** Exercise objective **
Extract all data as written.

** Data for this task **
(begin)

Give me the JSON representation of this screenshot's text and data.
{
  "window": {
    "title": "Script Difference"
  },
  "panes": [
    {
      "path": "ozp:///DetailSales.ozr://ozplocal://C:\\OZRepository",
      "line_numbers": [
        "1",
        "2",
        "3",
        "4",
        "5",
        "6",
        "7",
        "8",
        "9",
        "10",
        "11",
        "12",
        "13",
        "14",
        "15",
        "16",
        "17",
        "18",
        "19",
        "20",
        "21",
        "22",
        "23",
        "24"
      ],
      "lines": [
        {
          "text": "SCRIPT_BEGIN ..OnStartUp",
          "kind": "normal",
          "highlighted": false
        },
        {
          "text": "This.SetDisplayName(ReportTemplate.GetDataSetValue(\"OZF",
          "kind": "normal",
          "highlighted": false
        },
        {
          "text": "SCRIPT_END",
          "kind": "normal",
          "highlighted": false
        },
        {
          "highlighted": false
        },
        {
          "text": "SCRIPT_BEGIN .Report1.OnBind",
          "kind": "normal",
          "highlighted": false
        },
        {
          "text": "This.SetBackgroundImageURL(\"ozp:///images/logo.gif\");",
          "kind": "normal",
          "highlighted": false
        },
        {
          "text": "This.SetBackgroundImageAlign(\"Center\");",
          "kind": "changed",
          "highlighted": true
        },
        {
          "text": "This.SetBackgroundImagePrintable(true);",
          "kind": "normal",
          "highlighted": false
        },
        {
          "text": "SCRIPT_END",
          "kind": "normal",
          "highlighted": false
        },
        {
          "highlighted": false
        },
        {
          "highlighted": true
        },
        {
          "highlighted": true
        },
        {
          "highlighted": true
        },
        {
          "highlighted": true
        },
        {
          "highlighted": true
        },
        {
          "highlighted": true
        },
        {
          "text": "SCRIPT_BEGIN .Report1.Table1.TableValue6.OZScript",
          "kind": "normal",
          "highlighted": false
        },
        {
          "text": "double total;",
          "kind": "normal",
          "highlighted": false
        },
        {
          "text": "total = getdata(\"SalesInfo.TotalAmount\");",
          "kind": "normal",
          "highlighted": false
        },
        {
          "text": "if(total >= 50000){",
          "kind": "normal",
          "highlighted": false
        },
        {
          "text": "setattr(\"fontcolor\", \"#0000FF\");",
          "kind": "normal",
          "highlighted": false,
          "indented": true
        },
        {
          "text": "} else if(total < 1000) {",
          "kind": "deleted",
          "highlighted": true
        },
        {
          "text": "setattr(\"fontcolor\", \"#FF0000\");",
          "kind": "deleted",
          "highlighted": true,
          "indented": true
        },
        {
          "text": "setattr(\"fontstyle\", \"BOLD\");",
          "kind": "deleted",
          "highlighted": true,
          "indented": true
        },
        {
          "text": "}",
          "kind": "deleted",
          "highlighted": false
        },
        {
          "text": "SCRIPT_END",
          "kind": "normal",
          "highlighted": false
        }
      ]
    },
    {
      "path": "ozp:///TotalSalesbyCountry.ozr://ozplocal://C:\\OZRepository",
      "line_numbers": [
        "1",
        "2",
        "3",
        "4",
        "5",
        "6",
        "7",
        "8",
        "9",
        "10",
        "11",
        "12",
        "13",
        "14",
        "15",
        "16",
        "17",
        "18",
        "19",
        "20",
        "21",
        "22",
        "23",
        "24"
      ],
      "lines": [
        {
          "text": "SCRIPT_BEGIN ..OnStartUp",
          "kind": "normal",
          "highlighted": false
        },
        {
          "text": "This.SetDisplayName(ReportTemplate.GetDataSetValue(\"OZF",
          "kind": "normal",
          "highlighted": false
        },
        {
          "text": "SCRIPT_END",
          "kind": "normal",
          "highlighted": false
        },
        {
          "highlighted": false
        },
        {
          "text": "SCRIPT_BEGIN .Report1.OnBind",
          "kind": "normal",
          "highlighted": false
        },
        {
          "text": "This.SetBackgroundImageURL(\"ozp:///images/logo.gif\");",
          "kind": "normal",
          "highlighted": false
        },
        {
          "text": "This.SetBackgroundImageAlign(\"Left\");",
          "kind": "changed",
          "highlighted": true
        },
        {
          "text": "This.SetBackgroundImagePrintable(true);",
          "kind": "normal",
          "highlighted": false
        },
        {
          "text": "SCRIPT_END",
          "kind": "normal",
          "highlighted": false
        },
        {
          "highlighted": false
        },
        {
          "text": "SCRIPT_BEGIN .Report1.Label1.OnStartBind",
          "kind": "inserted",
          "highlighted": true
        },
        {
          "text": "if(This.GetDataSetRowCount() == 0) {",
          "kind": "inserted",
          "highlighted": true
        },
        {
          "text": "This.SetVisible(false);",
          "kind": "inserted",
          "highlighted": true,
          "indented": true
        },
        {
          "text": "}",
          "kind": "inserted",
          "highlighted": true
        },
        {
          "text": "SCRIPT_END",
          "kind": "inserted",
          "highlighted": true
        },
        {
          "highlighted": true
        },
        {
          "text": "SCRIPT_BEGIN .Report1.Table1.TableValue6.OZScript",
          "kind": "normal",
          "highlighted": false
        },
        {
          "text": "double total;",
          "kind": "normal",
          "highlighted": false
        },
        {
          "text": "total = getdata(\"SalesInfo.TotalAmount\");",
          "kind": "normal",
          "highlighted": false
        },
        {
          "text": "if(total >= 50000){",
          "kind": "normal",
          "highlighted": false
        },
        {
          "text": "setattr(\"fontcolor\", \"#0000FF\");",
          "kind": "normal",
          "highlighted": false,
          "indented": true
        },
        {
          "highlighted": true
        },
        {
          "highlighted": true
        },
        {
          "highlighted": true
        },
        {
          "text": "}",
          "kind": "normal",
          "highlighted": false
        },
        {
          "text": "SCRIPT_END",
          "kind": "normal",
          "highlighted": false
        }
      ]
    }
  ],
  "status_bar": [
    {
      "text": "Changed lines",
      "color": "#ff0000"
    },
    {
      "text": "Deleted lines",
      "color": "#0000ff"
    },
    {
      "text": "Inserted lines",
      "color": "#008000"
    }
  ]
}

(end)

** Answer to the problem **
Give me the JSON representation of this screenshot's text and data.
{
  "window": {
    "title": "Script Difference"
  },
  "panes": [
    {
      "path": "ozp:///DetailSales.ozr://ozplocal://C:\\OZRepository",
      "line_numbers": [
        "1",
        "2",
        "3",
        "4",
        "5",
        "6",
        "7",
        "8",
        "9",
        "10",
        "11",
        "12",
        "13",
        "14",
        "15",
        "16",
        "17",
        "18",
        "19",
        "20",
        "21",
        "22",
        "23",
        "24"
      ],
      "lines": [
        {
          "text": "SCRIPT_BEGIN ..OnStartUp",
          "kind": "normal",
          "highlighted": false
        },
        {
          "text": "This.SetDisplayName(ReportTemplate.GetDataSetValue(\"OZF",
          "kind": "normal",
          "highlighted": false
        },
        {
          "text": "SCRIPT_END",
          "kind": "normal",
          "highlighted": false
        },
        {
          "highlighted": false
        },
        {
          "text": "SCRIPT_BEGIN .Report1.OnBind",
          "kind": "normal",
          "highlighted": false
        },
        {
          "text": "This.SetBackgroundImageURL(\"ozp:///images/logo.gif\");",
          "kind": "normal",
          "highlighted": false
        },
        {
          "text": "This.SetBackgroundImageAlign(\"Center\");",
          "kind": "changed",
          "highlighted": true
        },
        {
          "text": "This.SetBackgroundImagePrintable(true);",
          "kind": "normal",
          "highlighted": false
        },
        {
          "text": "SCRIPT_END",
          "kind": "normal",
          "highlighted": false
        },
        {
          "highlighted": false
        },
        {
          "highlighted": true
        },
        {
          "highlighted": true
        },
        {
          "highlighted": true
        },
        {
          "highlighted": true
        },
        {
          "highlighted": true
        },
        {
          "highlighted": true
        },
        {
          "text": "SCRIPT_BEGIN .Report1.Table1.TableValue6.OZScript",
          "kind": "normal",
          "highlighted": false
        },
        {
          "text": "double total;",
          "kind": "normal",
          "highlighted": false
        },
        {
          "text": "total = getdata(\"SalesInfo.TotalAmount\");",
          "kind": "normal",
          "highlighted": false
        },
        {
          "text": "if(total >= 50000){",
          "kind": "normal",
          "highlighted": false
        },
        {
          "text": "setattr(\"fontcolor\", \"#0000FF\");",
          "kind": "normal",
          "highlighted": false,
          "indented": true
        },
        {
          "text": "} else if(total < 1000) {",
          "kind": "deleted",
          "highlighted": true
        },
        {
          "text": "setattr(\"fontcolor\", \"#FF0000\");",
          "kind": "deleted",
          "highlighted": true,
          "indented": true
        },
        {
          "text": "setattr(\"fontstyle\", \"BOLD\");",
          "kind": "deleted",
          "highlighted": true,
          "indented": true
        },
        {
          "text": "}",
          "kind": "deleted",
          "highlighted": false
        },
        {
          "text": "SCRIPT_END",
          "kind": "normal",
          "highlighted": false
        }
      ]
    },
    {
      "path": "ozp:///TotalSalesbyCountry.ozr://ozplocal://C:\\OZRepository",
      "line_numbers": [
        "1",
        "2",
        "3",
        "4",
        "5",
        "6",
        "7",
        "8",
        "9",
        "10",
        "11",
        "12",
        "13",
        "14",
        "15",
        "16",
        "17",
        "18",
        "19",
        "20",
        "21",
        "22",
        "23",
        "24"
      ],
      "lines": [
        {
          "text": "SCRIPT_BEGIN ..OnStartUp",
          "kind": "normal",
          "highlighted": false
        },
        {
          "text": "This.SetDisplayName(ReportTemplate.GetDataSetValue(\"OZF",
          "kind": "normal",
          "highlighted": false
        },
        {
          "text": "SCRIPT_END",
          "kind": "normal",
          "highlighted": false
        },
        {
          "highlighted": false
        },
        {
          "text": "SCRIPT_BEGIN .Report1.OnBind",
          "kind": "normal",
          "highlighted": false
        },
        {
          "text": "This.SetBackgroundImageURL(\"ozp:///images/logo.gif\");",
          "kind": "normal",
          "highlighted": false
        },
        {
          "text": "This.SetBackgroundImageAlign(\"Left\");",
          "kind": "changed",
          "highlighted": true
        },
        {
          "text": "This.SetBackgroundImagePrintable(true);",
          "kind": "normal",
          "highlighted": false
        },
        {
          "text": "SCRIPT_END",
          "kind": "normal",
          "highlighted": false
        },
        {
          "highlighted": false
        },
        {
          "text": "SCRIPT_BEGIN .Report1.Label1.OnStartBind",
          "kind": "inserted",
          "highlighted": true
        },
        {
          "text": "if(This.GetDataSetRowCount() == 0) {",
          "kind": "inserted",
          "highlighted": true
        },
        {
          "text": "This.SetVisible(false);",
          "kind": "inserted",
          "highlighted": true,
          "indented": true
        },
        {
          "text": "}",
          "kind": "inserted",
          "highlighted": true
        },
        {
          "text": "SCRIPT_END",
          "kind": "inserted",
          "highlighted": true
        },
        {
          "highlighted": true
        },
        {
          "text": "SCRIPT_BEGIN .Report1.Table1.TableValue6.OZScript",
          "kind": "normal",
          "highlighted": false
        },
        {
          "text": "double total;",
          "kind": "normal",
          "highlighted": false
        },
        {
          "text": "total = getdata(\"SalesInfo.TotalAmount\");",
          "kind": "normal",
          "highlighted": false
        },
        {
          "text": "if(total >= 50000){",
          "kind": "normal",
          "highlighted": false
        },
        {
          "text": "setattr(\"fontcolor\", \"#0000FF\");",
          "kind": "normal",
          "highlighted": false,
          "indented": true
        },
        {
          "highlighted": true
        },
        {
          "highlighted": true
        },
        {
          "highlighted": true
        },
        {
          "text": "}",
          "kind": "normal",
          "highlighted": false
        },
        {
          "text": "SCRIPT_END",
          "kind": "normal",
          "highlighted": false
        }
      ]
    }
  ],
  "status_bar": [
    {
      "text": "Changed lines",
      "color": "#ff0000"
    },
    {
      "text": "Deleted lines",
      "color": "#0000ff"
    },
    {
      "text": "Inserted lines",
      "color": "#008000"
    }
  ]
}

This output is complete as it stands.